Listed records →
..........
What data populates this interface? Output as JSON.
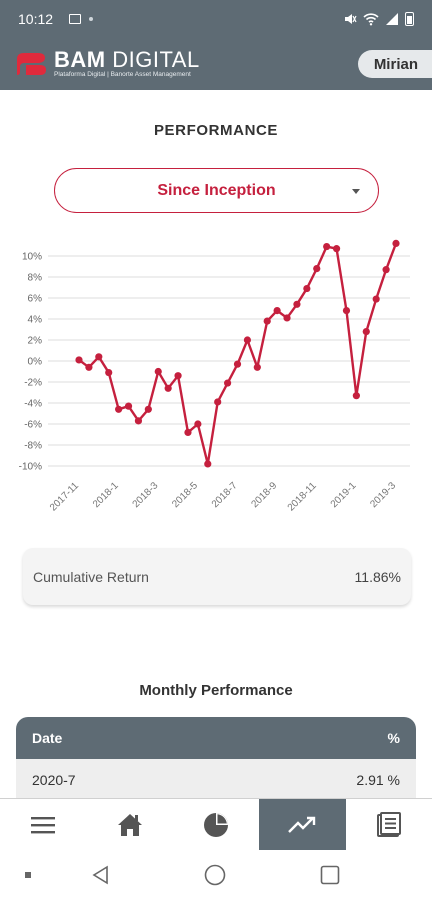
{
  "status_bar": {
    "time": "10:12"
  },
  "header": {
    "logo_title_bold": "BAM",
    "logo_title_light": "DIGITAL",
    "logo_subtitle": "Plataforma Digital | Banorte Asset Management",
    "user_name": "Mirian",
    "colors": {
      "bar": "#5e6b74",
      "brand_red": "#c5203e"
    }
  },
  "performance": {
    "title": "PERFORMANCE",
    "period_selected": "Since Inception"
  },
  "chart_data": {
    "type": "line",
    "title": "",
    "xlabel": "",
    "ylabel": "",
    "ylim": [
      -10,
      10
    ],
    "y_ticks": [
      "10%",
      "8%",
      "6%",
      "4%",
      "2%",
      "0%",
      "-2%",
      "-4%",
      "-6%",
      "-8%",
      "-10%"
    ],
    "x_tick_labels": [
      "2017-11",
      "2018-1",
      "2018-3",
      "2018-5",
      "2018-7",
      "2018-9",
      "2018-11",
      "2019-1",
      "2019-3"
    ],
    "grid": true,
    "series": [
      {
        "color": "#c5203e",
        "values": [
          0.1,
          -0.6,
          0.4,
          -1.1,
          -4.6,
          -4.3,
          -5.7,
          -4.6,
          -1.0,
          -2.6,
          -1.4,
          -6.8,
          -6.0,
          -9.8,
          -3.9,
          -2.1,
          -0.3,
          2.0,
          -0.6,
          3.8,
          4.8,
          4.1,
          5.4,
          6.9,
          8.8,
          10.9,
          10.7,
          4.8,
          -3.3,
          2.8,
          5.9,
          8.7,
          11.2
        ]
      }
    ]
  },
  "cumulative": {
    "label": "Cumulative Return",
    "value": "11.86%"
  },
  "monthly": {
    "title": "Monthly Performance",
    "headers": {
      "date": "Date",
      "pct": "%"
    },
    "rows": [
      {
        "date": "2020-7",
        "value": "2.91 %"
      }
    ]
  }
}
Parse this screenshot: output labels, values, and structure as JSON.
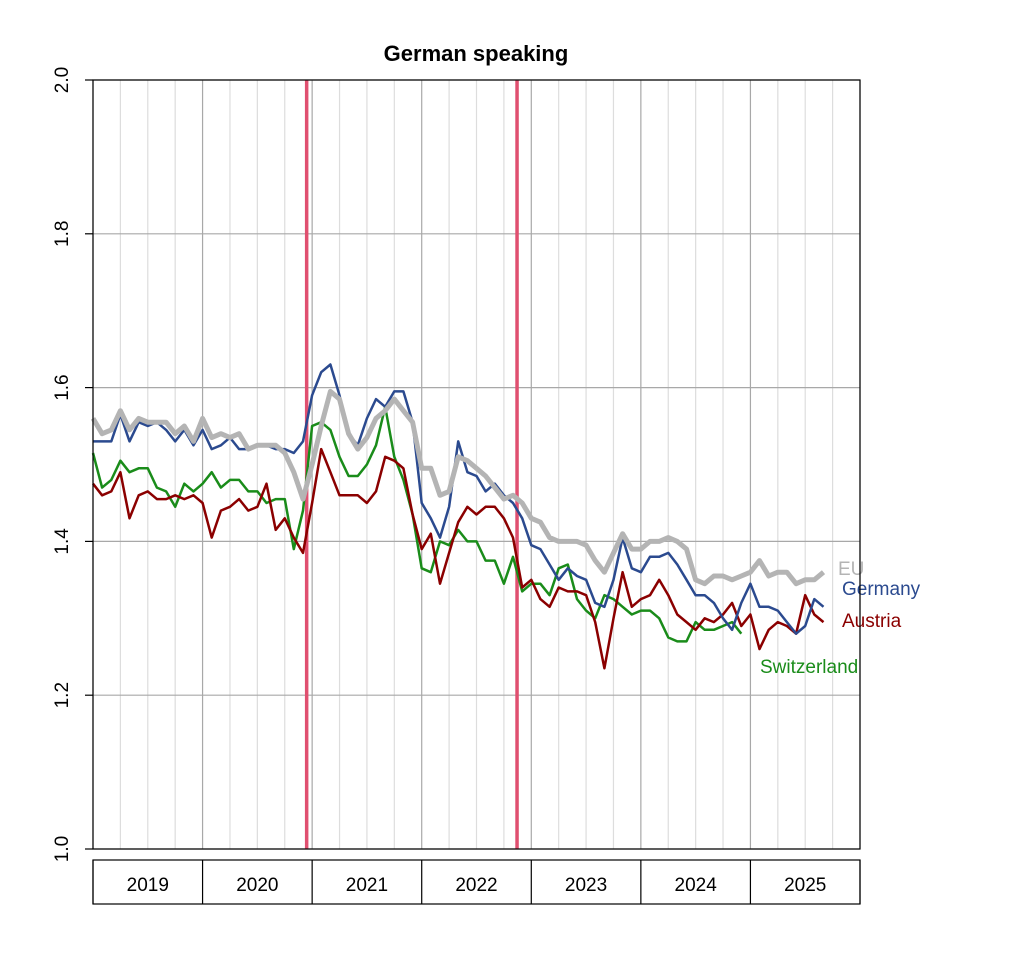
{
  "chart_data": {
    "type": "line",
    "title": "German speaking",
    "x": [
      2019,
      2019.083,
      2019.167,
      2019.25,
      2019.333,
      2019.417,
      2019.5,
      2019.583,
      2019.667,
      2019.75,
      2019.833,
      2019.917,
      2020,
      2020.083,
      2020.167,
      2020.25,
      2020.333,
      2020.417,
      2020.5,
      2020.583,
      2020.667,
      2020.75,
      2020.833,
      2020.917,
      2021,
      2021.083,
      2021.167,
      2021.25,
      2021.333,
      2021.417,
      2021.5,
      2021.583,
      2021.667,
      2021.75,
      2021.833,
      2021.917,
      2022,
      2022.083,
      2022.167,
      2022.25,
      2022.333,
      2022.417,
      2022.5,
      2022.583,
      2022.667,
      2022.75,
      2022.833,
      2022.917,
      2023,
      2023.083,
      2023.167,
      2023.25,
      2023.333,
      2023.417,
      2023.5,
      2023.583,
      2023.667,
      2023.75,
      2023.833,
      2023.917,
      2024,
      2024.083,
      2024.167,
      2024.25,
      2024.333,
      2024.417,
      2024.5,
      2024.583,
      2024.667,
      2024.75,
      2024.833,
      2024.917,
      2025,
      2025.083,
      2025.167,
      2025.25,
      2025.333,
      2025.417,
      2025.5,
      2025.583,
      2025.667
    ],
    "series": [
      {
        "name": "Switzerland",
        "color": "#1a8c1a",
        "width": 2.5,
        "values": [
          1.515,
          1.47,
          1.48,
          1.505,
          1.49,
          1.495,
          1.495,
          1.47,
          1.465,
          1.445,
          1.475,
          1.465,
          1.475,
          1.49,
          1.47,
          1.48,
          1.48,
          1.465,
          1.465,
          1.45,
          1.455,
          1.455,
          1.39,
          1.44,
          1.55,
          1.555,
          1.545,
          1.51,
          1.485,
          1.485,
          1.5,
          1.525,
          1.575,
          1.51,
          1.48,
          1.435,
          1.365,
          1.36,
          1.4,
          1.395,
          1.415,
          1.4,
          1.4,
          1.375,
          1.375,
          1.345,
          1.38,
          1.335,
          1.345,
          1.345,
          1.33,
          1.365,
          1.37,
          1.325,
          1.31,
          1.3,
          1.33,
          1.325,
          1.315,
          1.305,
          1.31,
          1.31,
          1.3,
          1.275,
          1.27,
          1.27,
          1.295,
          1.285,
          1.285,
          1.29,
          1.295,
          1.28,
          null,
          null,
          null,
          null,
          null,
          null,
          null,
          null,
          null
        ]
      },
      {
        "name": "Austria",
        "color": "#8b0000",
        "width": 2.5,
        "values": [
          1.475,
          1.46,
          1.465,
          1.49,
          1.43,
          1.46,
          1.465,
          1.455,
          1.455,
          1.46,
          1.455,
          1.46,
          1.45,
          1.405,
          1.44,
          1.445,
          1.455,
          1.44,
          1.445,
          1.475,
          1.415,
          1.43,
          1.405,
          1.385,
          1.45,
          1.52,
          1.49,
          1.46,
          1.46,
          1.46,
          1.45,
          1.465,
          1.51,
          1.505,
          1.495,
          1.435,
          1.39,
          1.41,
          1.345,
          1.385,
          1.425,
          1.445,
          1.435,
          1.445,
          1.445,
          1.43,
          1.405,
          1.34,
          1.35,
          1.325,
          1.315,
          1.34,
          1.335,
          1.335,
          1.33,
          1.295,
          1.235,
          1.3,
          1.36,
          1.315,
          1.325,
          1.33,
          1.35,
          1.33,
          1.305,
          1.295,
          1.285,
          1.3,
          1.295,
          1.305,
          1.32,
          1.29,
          1.305,
          1.26,
          1.285,
          1.295,
          1.29,
          1.28,
          1.33,
          1.305,
          1.295
        ]
      },
      {
        "name": "Germany",
        "color": "#2b4a8f",
        "width": 2.5,
        "values": [
          1.53,
          1.53,
          1.53,
          1.565,
          1.53,
          1.555,
          1.55,
          1.555,
          1.545,
          1.53,
          1.545,
          1.525,
          1.545,
          1.52,
          1.525,
          1.535,
          1.52,
          1.52,
          1.525,
          1.525,
          1.52,
          1.52,
          1.515,
          1.53,
          1.59,
          1.62,
          1.63,
          1.59,
          1.54,
          1.525,
          1.56,
          1.585,
          1.575,
          1.595,
          1.595,
          1.555,
          1.45,
          1.43,
          1.405,
          1.445,
          1.53,
          1.49,
          1.485,
          1.465,
          1.475,
          1.46,
          1.45,
          1.43,
          1.395,
          1.39,
          1.37,
          1.35,
          1.365,
          1.355,
          1.35,
          1.32,
          1.315,
          1.35,
          1.405,
          1.365,
          1.36,
          1.38,
          1.38,
          1.385,
          1.37,
          1.35,
          1.33,
          1.33,
          1.32,
          1.3,
          1.285,
          1.32,
          1.345,
          1.315,
          1.315,
          1.31,
          1.295,
          1.28,
          1.29,
          1.325,
          1.315
        ]
      },
      {
        "name": "EU",
        "color": "#b4b4b4",
        "width": 5,
        "values": [
          1.56,
          1.54,
          1.545,
          1.57,
          1.545,
          1.56,
          1.555,
          1.555,
          1.555,
          1.54,
          1.55,
          1.53,
          1.56,
          1.535,
          1.54,
          1.535,
          1.54,
          1.52,
          1.525,
          1.525,
          1.525,
          1.515,
          1.49,
          1.455,
          1.5,
          1.55,
          1.595,
          1.585,
          1.54,
          1.52,
          1.535,
          1.56,
          1.57,
          1.585,
          1.57,
          1.555,
          1.495,
          1.495,
          1.46,
          1.465,
          1.51,
          1.505,
          1.495,
          1.485,
          1.47,
          1.455,
          1.46,
          1.45,
          1.43,
          1.425,
          1.405,
          1.4,
          1.4,
          1.4,
          1.395,
          1.375,
          1.36,
          1.385,
          1.41,
          1.39,
          1.39,
          1.4,
          1.4,
          1.405,
          1.4,
          1.39,
          1.35,
          1.345,
          1.355,
          1.355,
          1.35,
          1.355,
          1.36,
          1.375,
          1.355,
          1.36,
          1.36,
          1.345,
          1.35,
          1.35,
          1.36
        ]
      }
    ],
    "xlim": [
      2019,
      2026
    ],
    "xticks": [
      2019,
      2020,
      2021,
      2022,
      2023,
      2024,
      2025,
      2026
    ],
    "xminorticks": [
      2019.25,
      2019.5,
      2019.75,
      2020.25,
      2020.5,
      2020.75,
      2021.25,
      2021.5,
      2021.75,
      2022.25,
      2022.5,
      2022.75,
      2023.25,
      2023.5,
      2023.75,
      2024.25,
      2024.5,
      2024.75,
      2025.25,
      2025.5,
      2025.75
    ],
    "year_labels": [
      "2019",
      "2020",
      "2021",
      "2022",
      "2023",
      "2024",
      "2025"
    ],
    "ylim": [
      1,
      2
    ],
    "yticks": [
      {
        "value": 1,
        "label": "1.0"
      },
      {
        "value": 1.2,
        "label": "1.2"
      },
      {
        "value": 1.4,
        "label": "1.4"
      },
      {
        "value": 1.6,
        "label": "1.6"
      },
      {
        "value": 1.8,
        "label": "1.8"
      },
      {
        "value": 2,
        "label": "2.0"
      }
    ],
    "event_lines": [
      2020.95,
      2022.87
    ],
    "event_color": "#e05070",
    "grid": true
  }
}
..........
Copy every line in the entries above that has the string "this" in it.

What data populates this interface? Output as JSON.
Parse this screenshot: output labels, values, and structure as JSON.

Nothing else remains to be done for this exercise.